• Directions for this task:
Using the data below, copy each line that includes the word "GBPUSD".

• Data records:
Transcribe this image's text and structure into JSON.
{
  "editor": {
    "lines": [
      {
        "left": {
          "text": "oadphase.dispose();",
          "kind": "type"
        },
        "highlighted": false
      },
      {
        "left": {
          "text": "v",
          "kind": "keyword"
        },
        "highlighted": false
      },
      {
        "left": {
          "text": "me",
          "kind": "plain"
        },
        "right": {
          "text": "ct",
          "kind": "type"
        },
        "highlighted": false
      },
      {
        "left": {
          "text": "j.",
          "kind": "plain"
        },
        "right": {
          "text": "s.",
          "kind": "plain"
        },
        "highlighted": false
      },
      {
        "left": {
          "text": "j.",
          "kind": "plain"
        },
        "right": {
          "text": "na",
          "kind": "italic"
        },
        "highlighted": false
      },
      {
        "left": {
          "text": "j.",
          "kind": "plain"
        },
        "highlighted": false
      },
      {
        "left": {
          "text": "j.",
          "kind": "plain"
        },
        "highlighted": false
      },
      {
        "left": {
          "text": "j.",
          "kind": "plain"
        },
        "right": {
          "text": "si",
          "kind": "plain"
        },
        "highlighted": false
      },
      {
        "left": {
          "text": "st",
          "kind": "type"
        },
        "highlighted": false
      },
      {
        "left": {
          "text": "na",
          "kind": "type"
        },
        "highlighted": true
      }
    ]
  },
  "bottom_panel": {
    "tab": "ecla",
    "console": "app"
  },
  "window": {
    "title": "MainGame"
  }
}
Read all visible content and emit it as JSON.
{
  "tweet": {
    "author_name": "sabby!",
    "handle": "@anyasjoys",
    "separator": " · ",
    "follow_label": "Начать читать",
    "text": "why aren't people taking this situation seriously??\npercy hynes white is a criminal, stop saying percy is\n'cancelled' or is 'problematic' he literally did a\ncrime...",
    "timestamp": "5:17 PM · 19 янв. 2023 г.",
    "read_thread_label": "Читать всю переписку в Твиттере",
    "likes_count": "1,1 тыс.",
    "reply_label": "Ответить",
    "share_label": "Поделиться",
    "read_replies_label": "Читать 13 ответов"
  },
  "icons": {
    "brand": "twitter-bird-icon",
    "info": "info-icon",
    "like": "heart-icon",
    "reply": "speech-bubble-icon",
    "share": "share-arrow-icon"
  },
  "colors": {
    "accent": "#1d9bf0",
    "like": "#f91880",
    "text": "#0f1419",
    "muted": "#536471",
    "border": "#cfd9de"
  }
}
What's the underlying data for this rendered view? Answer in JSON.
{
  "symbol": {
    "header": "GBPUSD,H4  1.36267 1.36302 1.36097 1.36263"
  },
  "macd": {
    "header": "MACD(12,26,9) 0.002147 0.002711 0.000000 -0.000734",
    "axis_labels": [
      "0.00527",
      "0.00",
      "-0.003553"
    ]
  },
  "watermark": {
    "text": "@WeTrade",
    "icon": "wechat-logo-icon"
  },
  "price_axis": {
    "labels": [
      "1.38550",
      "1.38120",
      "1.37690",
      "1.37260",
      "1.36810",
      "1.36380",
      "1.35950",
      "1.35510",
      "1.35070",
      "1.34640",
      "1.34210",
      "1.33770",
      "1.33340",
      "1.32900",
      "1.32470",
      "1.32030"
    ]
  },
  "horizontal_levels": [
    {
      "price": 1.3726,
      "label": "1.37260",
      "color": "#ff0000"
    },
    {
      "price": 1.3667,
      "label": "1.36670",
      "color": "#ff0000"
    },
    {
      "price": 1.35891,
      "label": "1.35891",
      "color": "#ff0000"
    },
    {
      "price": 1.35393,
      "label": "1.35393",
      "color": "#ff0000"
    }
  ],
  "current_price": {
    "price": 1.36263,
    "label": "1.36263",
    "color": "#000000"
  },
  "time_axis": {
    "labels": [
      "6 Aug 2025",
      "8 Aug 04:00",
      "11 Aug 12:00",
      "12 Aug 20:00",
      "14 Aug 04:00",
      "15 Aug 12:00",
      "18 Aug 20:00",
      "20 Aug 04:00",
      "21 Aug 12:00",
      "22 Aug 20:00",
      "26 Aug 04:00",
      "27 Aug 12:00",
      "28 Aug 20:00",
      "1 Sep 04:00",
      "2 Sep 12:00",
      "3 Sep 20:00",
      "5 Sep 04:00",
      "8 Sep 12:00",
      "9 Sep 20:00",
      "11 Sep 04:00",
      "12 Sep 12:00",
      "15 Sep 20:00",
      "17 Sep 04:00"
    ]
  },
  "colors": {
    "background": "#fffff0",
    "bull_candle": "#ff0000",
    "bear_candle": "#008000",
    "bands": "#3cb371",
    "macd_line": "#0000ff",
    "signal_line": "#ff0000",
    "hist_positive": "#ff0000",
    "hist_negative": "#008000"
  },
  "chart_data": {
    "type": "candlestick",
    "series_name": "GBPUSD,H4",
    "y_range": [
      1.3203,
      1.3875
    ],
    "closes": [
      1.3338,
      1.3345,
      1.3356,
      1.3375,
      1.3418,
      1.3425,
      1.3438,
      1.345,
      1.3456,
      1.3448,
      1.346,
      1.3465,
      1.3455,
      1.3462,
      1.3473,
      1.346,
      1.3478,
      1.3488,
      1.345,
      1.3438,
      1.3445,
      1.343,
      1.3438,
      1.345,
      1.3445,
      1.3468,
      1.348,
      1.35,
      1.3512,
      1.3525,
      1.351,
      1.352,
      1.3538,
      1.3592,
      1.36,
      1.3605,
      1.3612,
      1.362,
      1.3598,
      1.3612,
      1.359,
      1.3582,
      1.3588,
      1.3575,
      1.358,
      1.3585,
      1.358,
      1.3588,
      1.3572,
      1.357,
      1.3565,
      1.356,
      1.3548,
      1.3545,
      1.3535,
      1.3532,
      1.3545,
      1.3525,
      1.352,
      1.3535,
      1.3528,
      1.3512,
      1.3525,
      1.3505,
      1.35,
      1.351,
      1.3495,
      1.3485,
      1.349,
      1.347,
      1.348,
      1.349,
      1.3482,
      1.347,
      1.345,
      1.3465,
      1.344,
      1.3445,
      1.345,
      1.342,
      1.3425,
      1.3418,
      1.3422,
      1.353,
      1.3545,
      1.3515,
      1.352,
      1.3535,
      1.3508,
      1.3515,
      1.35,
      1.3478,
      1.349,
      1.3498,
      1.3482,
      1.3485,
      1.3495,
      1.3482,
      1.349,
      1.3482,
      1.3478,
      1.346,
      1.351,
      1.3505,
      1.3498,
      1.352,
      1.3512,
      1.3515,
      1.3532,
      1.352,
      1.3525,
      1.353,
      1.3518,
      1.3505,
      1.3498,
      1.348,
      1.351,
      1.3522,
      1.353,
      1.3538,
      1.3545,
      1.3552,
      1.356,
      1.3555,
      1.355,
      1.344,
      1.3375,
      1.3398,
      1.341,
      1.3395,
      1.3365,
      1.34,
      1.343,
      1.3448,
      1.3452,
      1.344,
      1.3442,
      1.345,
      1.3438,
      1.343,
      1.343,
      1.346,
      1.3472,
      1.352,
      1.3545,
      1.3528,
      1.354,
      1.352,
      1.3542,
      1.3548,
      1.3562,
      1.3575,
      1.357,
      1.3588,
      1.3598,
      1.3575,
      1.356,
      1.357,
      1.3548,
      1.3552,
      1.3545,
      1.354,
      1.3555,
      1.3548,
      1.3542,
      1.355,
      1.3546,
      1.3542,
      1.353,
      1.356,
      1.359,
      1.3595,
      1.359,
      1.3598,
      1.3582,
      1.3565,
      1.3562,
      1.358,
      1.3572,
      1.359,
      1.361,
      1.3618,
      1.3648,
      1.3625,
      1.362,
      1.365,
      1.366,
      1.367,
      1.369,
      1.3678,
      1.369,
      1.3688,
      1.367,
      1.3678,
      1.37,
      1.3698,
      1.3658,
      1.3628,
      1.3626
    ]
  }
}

• In response:
    "header": "GBPUSD,H4  1.36267 1.36302 1.36097 1.36263"
    "series_name": "GBPUSD,H4",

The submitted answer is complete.